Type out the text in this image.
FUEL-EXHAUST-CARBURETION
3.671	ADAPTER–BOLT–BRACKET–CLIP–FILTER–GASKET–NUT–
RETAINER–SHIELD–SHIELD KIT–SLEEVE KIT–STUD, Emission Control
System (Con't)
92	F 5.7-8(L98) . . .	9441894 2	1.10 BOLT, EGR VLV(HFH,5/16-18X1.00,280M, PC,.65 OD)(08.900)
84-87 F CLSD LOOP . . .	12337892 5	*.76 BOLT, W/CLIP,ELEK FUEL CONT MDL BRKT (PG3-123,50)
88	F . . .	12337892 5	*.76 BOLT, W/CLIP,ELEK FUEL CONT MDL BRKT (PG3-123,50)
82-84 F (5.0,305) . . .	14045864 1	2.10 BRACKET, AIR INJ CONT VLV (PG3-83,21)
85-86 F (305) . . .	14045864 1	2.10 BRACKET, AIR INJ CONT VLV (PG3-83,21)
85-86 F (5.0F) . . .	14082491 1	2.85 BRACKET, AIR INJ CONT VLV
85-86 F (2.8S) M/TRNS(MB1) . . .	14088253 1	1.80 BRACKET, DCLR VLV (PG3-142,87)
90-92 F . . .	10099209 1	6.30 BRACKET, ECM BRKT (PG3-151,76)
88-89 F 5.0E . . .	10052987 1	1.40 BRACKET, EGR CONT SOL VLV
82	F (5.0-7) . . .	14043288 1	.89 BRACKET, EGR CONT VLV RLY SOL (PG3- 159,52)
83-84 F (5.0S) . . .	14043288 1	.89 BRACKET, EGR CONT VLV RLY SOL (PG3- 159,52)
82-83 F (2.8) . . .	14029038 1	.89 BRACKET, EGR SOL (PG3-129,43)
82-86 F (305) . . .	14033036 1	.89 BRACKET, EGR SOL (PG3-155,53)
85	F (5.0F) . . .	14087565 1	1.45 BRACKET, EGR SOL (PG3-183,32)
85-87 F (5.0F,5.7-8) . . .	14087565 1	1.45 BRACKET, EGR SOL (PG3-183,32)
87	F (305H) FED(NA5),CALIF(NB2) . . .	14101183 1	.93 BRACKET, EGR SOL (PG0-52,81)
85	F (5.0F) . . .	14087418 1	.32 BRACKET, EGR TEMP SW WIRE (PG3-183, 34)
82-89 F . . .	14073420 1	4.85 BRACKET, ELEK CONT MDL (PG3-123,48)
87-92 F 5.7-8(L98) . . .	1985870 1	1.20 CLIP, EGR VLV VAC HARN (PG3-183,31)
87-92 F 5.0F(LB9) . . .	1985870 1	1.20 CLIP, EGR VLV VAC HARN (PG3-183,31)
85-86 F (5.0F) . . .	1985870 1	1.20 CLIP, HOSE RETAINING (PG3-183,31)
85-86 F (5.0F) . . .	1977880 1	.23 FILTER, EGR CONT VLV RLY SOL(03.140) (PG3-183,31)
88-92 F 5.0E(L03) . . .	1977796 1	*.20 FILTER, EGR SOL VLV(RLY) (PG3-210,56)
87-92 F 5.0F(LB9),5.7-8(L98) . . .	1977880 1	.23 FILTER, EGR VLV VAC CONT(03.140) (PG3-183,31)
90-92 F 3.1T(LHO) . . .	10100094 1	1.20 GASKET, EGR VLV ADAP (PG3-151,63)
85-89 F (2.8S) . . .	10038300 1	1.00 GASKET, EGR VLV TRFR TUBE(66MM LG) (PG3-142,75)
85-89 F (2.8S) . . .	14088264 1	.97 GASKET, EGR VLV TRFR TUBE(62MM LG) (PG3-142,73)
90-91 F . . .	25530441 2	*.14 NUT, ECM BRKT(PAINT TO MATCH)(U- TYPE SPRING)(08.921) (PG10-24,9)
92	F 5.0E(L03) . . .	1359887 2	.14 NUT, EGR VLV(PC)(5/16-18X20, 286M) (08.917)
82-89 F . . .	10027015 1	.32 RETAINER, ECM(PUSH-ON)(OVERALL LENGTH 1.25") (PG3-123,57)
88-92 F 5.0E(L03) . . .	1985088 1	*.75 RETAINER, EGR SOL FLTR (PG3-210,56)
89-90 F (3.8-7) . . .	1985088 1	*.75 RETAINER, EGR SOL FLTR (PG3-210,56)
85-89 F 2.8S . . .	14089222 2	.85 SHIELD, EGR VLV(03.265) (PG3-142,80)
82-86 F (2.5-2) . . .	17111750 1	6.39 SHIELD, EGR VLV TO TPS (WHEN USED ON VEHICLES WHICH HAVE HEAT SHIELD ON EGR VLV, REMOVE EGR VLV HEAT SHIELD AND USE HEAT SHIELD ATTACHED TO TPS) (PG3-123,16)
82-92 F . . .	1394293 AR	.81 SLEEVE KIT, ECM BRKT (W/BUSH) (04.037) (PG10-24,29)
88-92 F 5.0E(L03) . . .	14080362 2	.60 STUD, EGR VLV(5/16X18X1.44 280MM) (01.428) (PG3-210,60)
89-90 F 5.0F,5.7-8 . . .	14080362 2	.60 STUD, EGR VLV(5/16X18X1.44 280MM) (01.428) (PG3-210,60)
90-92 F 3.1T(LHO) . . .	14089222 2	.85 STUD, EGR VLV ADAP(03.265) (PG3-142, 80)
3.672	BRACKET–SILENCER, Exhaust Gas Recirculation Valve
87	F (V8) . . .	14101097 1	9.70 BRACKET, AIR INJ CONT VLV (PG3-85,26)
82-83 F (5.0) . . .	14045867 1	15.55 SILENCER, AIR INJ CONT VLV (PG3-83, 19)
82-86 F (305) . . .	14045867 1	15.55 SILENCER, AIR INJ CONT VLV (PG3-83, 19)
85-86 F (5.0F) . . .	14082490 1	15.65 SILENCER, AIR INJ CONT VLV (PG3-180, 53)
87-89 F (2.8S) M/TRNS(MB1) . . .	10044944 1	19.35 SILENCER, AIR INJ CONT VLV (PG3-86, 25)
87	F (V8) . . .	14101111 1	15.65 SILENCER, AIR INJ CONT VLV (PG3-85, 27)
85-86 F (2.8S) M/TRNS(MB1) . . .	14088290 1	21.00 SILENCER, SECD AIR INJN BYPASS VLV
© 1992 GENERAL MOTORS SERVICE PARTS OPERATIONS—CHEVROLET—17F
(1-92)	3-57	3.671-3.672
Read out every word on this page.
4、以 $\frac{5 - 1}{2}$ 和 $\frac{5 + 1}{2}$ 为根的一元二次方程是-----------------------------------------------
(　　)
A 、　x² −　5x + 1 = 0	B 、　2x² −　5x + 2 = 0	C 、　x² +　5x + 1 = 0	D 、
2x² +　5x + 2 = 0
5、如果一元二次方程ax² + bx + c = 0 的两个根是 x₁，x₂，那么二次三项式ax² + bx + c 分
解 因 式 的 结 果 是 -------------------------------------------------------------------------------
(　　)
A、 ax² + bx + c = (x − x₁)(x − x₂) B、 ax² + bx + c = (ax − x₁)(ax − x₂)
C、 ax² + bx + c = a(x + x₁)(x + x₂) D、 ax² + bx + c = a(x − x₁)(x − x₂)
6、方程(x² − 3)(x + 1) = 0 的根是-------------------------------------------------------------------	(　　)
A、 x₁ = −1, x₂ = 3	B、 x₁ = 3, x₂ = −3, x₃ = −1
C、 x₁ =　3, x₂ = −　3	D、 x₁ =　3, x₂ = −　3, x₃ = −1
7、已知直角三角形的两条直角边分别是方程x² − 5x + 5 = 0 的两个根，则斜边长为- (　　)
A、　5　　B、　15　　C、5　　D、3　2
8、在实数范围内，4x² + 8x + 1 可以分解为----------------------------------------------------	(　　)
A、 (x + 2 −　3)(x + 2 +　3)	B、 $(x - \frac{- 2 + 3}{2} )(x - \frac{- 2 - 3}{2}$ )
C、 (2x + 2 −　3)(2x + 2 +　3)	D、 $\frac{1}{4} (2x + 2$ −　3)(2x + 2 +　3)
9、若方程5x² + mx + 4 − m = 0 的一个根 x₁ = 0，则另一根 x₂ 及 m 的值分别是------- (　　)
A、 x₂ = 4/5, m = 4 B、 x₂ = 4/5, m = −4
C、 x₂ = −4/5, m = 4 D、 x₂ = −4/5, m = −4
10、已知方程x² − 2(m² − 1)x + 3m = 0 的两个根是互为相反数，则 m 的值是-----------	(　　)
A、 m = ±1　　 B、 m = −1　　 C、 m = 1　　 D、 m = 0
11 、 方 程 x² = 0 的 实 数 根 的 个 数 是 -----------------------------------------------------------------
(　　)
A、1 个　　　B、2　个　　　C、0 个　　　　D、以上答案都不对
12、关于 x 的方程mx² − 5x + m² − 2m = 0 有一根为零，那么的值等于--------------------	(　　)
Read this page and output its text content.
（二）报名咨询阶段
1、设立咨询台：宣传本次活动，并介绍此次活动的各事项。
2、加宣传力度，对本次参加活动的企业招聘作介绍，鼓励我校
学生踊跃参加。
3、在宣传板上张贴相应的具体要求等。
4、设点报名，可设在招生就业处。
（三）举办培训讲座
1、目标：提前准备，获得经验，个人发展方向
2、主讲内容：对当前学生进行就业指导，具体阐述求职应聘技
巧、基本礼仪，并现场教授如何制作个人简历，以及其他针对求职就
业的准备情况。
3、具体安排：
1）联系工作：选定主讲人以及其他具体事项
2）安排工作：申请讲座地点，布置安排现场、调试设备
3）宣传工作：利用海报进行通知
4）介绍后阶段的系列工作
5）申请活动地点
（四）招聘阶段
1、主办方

----

What you are asked to do: Your task is to return, exactly and on their own, the lines from the one containing "Read this page and output its text content." through the last line of the listing.

Exercise response:
Read this page and output its text content.
（二）报名咨询阶段
1、设立咨询台：宣传本次活动，并介绍此次活动的各事项。
2、加宣传力度，对本次参加活动的企业招聘作介绍，鼓励我校
学生踊跃参加。
3、在宣传板上张贴相应的具体要求等。
4、设点报名，可设在招生就业处。
（三）举办培训讲座
1、目标：提前准备，获得经验，个人发展方向
2、主讲内容：对当前学生进行就业指导，具体阐述求职应聘技
巧、基本礼仪，并现场教授如何制作个人简历，以及其他针对求职就
业的准备情况。
3、具体安排：
1）联系工作：选定主讲人以及其他具体事项
2）安排工作：申请讲座地点，布置安排现场、调试设备
3）宣传工作：利用海报进行通知
4）介绍后阶段的系列工作
5）申请活动地点
（四）招聘阶段
1、主办方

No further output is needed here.